> [Records for the task]:
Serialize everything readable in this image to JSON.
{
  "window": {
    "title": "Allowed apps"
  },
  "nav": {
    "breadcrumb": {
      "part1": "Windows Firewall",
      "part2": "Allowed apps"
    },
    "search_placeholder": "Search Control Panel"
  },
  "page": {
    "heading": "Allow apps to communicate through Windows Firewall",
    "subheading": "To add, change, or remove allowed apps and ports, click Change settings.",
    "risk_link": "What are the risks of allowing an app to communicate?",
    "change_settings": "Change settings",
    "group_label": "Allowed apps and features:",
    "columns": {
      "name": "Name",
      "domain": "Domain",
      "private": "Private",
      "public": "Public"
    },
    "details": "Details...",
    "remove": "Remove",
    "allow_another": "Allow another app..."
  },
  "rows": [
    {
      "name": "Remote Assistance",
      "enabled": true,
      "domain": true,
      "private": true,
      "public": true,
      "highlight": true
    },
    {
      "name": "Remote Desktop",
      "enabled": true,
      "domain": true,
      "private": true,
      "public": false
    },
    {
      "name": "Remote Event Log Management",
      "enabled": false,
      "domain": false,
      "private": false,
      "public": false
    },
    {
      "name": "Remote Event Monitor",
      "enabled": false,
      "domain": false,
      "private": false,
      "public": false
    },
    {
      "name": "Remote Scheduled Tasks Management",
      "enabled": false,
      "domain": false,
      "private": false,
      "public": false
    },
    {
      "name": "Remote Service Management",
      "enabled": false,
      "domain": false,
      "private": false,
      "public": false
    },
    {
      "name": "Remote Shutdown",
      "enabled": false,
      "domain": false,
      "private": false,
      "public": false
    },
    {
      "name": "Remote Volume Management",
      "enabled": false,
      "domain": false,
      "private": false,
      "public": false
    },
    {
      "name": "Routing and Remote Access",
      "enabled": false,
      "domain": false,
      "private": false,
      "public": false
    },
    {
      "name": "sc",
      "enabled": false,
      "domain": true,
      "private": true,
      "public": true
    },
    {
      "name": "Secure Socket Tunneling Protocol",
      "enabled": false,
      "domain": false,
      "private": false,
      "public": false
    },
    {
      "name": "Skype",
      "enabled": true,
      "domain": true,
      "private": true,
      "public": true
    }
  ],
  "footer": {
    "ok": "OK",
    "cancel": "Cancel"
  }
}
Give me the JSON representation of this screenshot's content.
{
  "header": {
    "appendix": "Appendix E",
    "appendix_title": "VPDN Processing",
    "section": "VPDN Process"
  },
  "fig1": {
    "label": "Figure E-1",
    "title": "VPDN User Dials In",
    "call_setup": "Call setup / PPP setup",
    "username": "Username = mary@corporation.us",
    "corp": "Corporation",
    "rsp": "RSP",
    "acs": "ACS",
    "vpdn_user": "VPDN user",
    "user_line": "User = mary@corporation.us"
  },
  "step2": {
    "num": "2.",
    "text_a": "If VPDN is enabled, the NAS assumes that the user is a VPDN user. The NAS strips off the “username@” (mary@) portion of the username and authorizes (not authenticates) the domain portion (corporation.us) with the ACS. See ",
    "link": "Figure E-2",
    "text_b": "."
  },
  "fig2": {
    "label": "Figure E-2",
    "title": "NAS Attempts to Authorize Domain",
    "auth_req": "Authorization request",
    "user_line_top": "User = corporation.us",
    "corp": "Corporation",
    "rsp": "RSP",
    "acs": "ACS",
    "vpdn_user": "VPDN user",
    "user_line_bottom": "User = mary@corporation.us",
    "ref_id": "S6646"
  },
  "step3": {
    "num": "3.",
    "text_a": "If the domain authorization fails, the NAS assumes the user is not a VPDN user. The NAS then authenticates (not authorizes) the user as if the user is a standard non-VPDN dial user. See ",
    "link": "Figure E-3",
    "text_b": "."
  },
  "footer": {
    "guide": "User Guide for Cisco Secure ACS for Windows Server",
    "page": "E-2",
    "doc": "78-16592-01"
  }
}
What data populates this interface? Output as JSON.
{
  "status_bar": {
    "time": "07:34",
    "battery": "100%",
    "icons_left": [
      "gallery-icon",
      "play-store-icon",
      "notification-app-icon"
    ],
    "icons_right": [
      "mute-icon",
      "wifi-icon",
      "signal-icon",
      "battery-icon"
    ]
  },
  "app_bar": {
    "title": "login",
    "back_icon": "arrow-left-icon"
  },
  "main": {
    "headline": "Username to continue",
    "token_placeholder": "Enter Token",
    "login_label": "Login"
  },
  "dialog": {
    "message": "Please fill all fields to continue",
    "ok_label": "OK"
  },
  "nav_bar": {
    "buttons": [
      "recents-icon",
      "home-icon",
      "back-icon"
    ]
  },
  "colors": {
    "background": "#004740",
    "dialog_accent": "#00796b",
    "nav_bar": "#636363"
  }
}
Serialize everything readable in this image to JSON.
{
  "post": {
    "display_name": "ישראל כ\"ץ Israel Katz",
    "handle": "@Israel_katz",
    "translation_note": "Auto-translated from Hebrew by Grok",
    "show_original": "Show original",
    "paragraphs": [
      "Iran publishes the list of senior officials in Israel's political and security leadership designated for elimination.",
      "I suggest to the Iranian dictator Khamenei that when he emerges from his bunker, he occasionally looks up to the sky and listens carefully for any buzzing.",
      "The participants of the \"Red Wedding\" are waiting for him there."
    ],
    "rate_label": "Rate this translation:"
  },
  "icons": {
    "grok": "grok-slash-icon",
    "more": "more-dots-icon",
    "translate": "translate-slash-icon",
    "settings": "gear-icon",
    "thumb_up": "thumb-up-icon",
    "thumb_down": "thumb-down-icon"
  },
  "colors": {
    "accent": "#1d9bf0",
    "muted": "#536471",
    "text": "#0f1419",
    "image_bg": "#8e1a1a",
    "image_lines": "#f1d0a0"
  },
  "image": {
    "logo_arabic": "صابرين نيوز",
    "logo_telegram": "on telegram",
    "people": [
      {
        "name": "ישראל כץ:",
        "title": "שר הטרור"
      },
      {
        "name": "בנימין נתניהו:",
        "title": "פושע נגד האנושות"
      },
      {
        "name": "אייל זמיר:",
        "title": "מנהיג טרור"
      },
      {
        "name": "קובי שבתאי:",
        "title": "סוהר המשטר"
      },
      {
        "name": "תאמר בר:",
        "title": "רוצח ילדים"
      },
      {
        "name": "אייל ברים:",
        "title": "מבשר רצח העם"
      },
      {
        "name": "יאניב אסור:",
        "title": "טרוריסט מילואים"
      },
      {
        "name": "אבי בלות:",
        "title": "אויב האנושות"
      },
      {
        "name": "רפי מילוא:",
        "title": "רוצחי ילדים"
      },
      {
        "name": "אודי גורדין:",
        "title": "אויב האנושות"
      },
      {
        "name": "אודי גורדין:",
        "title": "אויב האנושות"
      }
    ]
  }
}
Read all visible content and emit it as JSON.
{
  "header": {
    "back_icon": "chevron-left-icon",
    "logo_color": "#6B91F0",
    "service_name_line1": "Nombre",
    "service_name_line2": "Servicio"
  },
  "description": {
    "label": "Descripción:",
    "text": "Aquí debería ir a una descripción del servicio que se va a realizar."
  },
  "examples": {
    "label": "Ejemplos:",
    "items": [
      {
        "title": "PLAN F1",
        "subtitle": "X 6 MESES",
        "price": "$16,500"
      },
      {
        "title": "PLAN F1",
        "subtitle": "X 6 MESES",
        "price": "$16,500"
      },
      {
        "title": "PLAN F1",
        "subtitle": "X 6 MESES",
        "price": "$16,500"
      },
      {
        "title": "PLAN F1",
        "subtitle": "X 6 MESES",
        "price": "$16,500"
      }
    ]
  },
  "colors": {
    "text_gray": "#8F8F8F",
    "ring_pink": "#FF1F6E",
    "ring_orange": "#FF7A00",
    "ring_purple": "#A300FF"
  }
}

> [Aim of the task]:
A line counts if it holds the word "from". How many lines of the entries count? Give the number only.

> [Reply to the exercise]:
2